INSTRUCTIONS FOR THE TASK: Quote the entries that follow exactly, leaving none out.

RECORDED INFORMATION:
━━━━━━━━━━━━━━━━
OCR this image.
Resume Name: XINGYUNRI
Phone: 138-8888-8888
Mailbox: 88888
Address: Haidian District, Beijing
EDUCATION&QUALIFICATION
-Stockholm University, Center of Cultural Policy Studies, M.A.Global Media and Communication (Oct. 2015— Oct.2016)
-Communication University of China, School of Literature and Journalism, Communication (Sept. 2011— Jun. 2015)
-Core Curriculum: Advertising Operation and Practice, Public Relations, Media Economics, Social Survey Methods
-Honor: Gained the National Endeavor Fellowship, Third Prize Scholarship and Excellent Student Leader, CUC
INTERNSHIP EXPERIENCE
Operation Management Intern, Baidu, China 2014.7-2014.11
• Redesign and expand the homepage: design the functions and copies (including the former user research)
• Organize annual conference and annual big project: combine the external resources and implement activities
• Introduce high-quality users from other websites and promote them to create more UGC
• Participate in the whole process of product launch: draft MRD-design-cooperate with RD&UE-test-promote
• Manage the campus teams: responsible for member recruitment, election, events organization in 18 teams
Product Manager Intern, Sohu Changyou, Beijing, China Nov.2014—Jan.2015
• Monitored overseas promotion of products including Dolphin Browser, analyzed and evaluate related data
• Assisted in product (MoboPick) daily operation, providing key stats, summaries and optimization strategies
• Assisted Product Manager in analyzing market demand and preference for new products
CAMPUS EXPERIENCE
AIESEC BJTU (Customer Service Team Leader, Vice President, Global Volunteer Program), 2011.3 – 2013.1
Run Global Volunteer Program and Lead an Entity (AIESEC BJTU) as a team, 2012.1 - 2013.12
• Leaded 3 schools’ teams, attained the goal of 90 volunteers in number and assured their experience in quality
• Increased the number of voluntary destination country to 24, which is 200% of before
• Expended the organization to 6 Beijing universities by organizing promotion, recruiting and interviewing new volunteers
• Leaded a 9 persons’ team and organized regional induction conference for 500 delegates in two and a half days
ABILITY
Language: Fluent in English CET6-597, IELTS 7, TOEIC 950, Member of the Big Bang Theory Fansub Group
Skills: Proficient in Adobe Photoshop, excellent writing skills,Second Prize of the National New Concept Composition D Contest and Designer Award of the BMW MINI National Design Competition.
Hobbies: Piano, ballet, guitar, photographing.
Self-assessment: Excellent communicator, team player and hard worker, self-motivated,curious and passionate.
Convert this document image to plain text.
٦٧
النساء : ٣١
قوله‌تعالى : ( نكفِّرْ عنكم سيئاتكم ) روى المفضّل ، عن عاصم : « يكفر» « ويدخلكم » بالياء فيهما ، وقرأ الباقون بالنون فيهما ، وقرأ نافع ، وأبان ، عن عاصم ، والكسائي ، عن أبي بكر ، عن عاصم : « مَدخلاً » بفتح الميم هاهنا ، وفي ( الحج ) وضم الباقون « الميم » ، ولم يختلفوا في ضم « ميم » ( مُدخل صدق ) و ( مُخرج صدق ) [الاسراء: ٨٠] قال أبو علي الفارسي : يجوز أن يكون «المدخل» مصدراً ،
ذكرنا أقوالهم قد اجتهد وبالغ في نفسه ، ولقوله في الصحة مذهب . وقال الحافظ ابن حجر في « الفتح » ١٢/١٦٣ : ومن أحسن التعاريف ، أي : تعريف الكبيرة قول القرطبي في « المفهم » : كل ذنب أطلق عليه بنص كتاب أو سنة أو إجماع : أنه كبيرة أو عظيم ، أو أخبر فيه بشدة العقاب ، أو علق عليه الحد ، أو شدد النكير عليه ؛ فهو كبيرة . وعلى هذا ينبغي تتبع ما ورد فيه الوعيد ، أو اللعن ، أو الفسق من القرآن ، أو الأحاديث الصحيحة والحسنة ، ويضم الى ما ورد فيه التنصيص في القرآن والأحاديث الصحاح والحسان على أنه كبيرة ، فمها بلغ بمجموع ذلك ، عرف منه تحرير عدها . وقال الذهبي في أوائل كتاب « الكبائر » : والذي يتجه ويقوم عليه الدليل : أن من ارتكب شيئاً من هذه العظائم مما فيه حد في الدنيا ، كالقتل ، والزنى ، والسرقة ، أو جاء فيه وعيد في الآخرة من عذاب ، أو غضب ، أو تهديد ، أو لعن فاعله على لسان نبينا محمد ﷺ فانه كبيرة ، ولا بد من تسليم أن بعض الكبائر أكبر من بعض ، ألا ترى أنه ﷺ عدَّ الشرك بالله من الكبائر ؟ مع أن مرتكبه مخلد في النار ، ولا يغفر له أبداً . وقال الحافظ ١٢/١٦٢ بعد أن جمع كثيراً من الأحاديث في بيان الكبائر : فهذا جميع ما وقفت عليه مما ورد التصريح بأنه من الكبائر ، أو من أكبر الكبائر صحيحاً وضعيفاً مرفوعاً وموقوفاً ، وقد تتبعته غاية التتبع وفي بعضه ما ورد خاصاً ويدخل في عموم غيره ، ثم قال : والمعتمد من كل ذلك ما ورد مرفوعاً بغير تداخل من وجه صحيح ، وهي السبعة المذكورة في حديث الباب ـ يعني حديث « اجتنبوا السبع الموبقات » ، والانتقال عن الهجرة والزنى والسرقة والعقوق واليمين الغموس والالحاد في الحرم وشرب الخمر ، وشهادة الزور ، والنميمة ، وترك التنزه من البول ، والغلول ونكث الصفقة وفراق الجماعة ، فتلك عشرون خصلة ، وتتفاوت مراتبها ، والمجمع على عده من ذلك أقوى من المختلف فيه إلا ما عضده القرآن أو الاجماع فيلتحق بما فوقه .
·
━━━━━━━━━━━━━━━━
ANSWER TO THIS EXERCISE:
OCR this image.
Resume Name: XINGYUNRI
Phone: 138-8888-8888
Mailbox: 88888
Address: Haidian District, Beijing
EDUCATION&QUALIFICATION
-Stockholm University, Center of Cultural Policy Studies, M.A.Global Media and Communication (Oct. 2015— Oct.2016)
-Communication University of China, School of Literature and Journalism, Communication (Sept. 2011— Jun. 2015)
-Core Curriculum: Advertising Operation and Practice, Public Relations, Media Economics, Social Survey Methods
-Honor: Gained the National Endeavor Fellowship, Third Prize Scholarship and Excellent Student Leader, CUC
INTERNSHIP EXPERIENCE
Operation Management Intern, Baidu, China 2014.7-2014.11
• Redesign and expand the homepage: design the functions and copies (including the former user research)
• Organize annual conference and annual big project: combine the external resources and implement activities
• Introduce high-quality users from other websites and promote them to create more UGC
• Participate in the whole process of product launch: draft MRD-design-cooperate with RD&UE-test-promote
• Manage the campus teams: responsible for member recruitment, election, events organization in 18 teams
Product Manager Intern, Sohu Changyou, Beijing, China Nov.2014—Jan.2015
• Monitored overseas promotion of products including Dolphin Browser, analyzed and evaluate related data
• Assisted in product (MoboPick) daily operation, providing key stats, summaries and optimization strategies
• Assisted Product Manager in analyzing market demand and preference for new products
CAMPUS EXPERIENCE
AIESEC BJTU (Customer Service Team Leader, Vice President, Global Volunteer Program), 2011.3 – 2013.1
Run Global Volunteer Program and Lead an Entity (AIESEC BJTU) as a team, 2012.1 - 2013.12
• Leaded 3 schools’ teams, attained the goal of 90 volunteers in number and assured their experience in quality
• Increased the number of voluntary destination country to 24, which is 200% of before
• Expended the organization to 6 Beijing universities by organizing promotion, recruiting and interviewing new volunteers
• Leaded a 9 persons’ team and organized regional induction conference for 500 delegates in two and a half days
ABILITY
Language: Fluent in English CET6-597, IELTS 7, TOEIC 950, Member of the Big Bang Theory Fansub Group
Skills: Proficient in Adobe Photoshop, excellent writing skills,Second Prize of the National New Concept Composition D Contest and Designer Award of the BMW MINI National Design Competition.
Hobbies: Piano, ballet, guitar, photographing.
Self-assessment: Excellent communicator, team player and hard worker, self-motivated,curious and passionate.
Convert this document image to plain text.
٦٧
النساء : ٣١
قوله‌تعالى : ( نكفِّرْ عنكم سيئاتكم ) روى المفضّل ، عن عاصم : « يكفر» « ويدخلكم » بالياء فيهما ، وقرأ الباقون بالنون فيهما ، وقرأ نافع ، وأبان ، عن عاصم ، والكسائي ، عن أبي بكر ، عن عاصم : « مَدخلاً » بفتح الميم هاهنا ، وفي ( الحج ) وضم الباقون « الميم » ، ولم يختلفوا في ضم « ميم » ( مُدخل صدق ) و ( مُخرج صدق ) [الاسراء: ٨٠] قال أبو علي الفارسي : يجوز أن يكون «المدخل» مصدراً ،
ذكرنا أقوالهم قد اجتهد وبالغ في نفسه ، ولقوله في الصحة مذهب . وقال الحافظ ابن حجر في « الفتح » ١٢/١٦٣ : ومن أحسن التعاريف ، أي : تعريف الكبيرة قول القرطبي في « المفهم » : كل ذنب أطلق عليه بنص كتاب أو سنة أو إجماع : أنه كبيرة أو عظيم ، أو أخبر فيه بشدة العقاب ، أو علق عليه الحد ، أو شدد النكير عليه ؛ فهو كبيرة . وعلى هذا ينبغي تتبع ما ورد فيه الوعيد ، أو اللعن ، أو الفسق من القرآن ، أو الأحاديث الصحيحة والحسنة ، ويضم الى ما ورد فيه التنصيص في القرآن والأحاديث الصحاح والحسان على أنه كبيرة ، فمها بلغ بمجموع ذلك ، عرف منه تحرير عدها . وقال الذهبي في أوائل كتاب « الكبائر » : والذي يتجه ويقوم عليه الدليل : أن من ارتكب شيئاً من هذه العظائم مما فيه حد في الدنيا ، كالقتل ، والزنى ، والسرقة ، أو جاء فيه وعيد في الآخرة من عذاب ، أو غضب ، أو تهديد ، أو لعن فاعله على لسان نبينا محمد ﷺ فانه كبيرة ، ولا بد من تسليم أن بعض الكبائر أكبر من بعض ، ألا ترى أنه ﷺ عدَّ الشرك بالله من الكبائر ؟ مع أن مرتكبه مخلد في النار ، ولا يغفر له أبداً . وقال الحافظ ١٢/١٦٢ بعد أن جمع كثيراً من الأحاديث في بيان الكبائر : فهذا جميع ما وقفت عليه مما ورد التصريح بأنه من الكبائر ، أو من أكبر الكبائر صحيحاً وضعيفاً مرفوعاً وموقوفاً ، وقد تتبعته غاية التتبع وفي بعضه ما ورد خاصاً ويدخل في عموم غيره ، ثم قال : والمعتمد من كل ذلك ما ورد مرفوعاً بغير تداخل من وجه صحيح ، وهي السبعة المذكورة في حديث الباب ـ يعني حديث « اجتنبوا السبع الموبقات » ، والانتقال عن الهجرة والزنى والسرقة والعقوق واليمين الغموس والالحاد في الحرم وشرب الخمر ، وشهادة الزور ، والنميمة ، وترك التنزه من البول ، والغلول ونكث الصفقة وفراق الجماعة ، فتلك عشرون خصلة ، وتتفاوت مراتبها ، والمجمع على عده من ذلك أقوى من المختلف فيه إلا ما عضده القرآن أو الاجماع فيلتحق بما فوقه .
·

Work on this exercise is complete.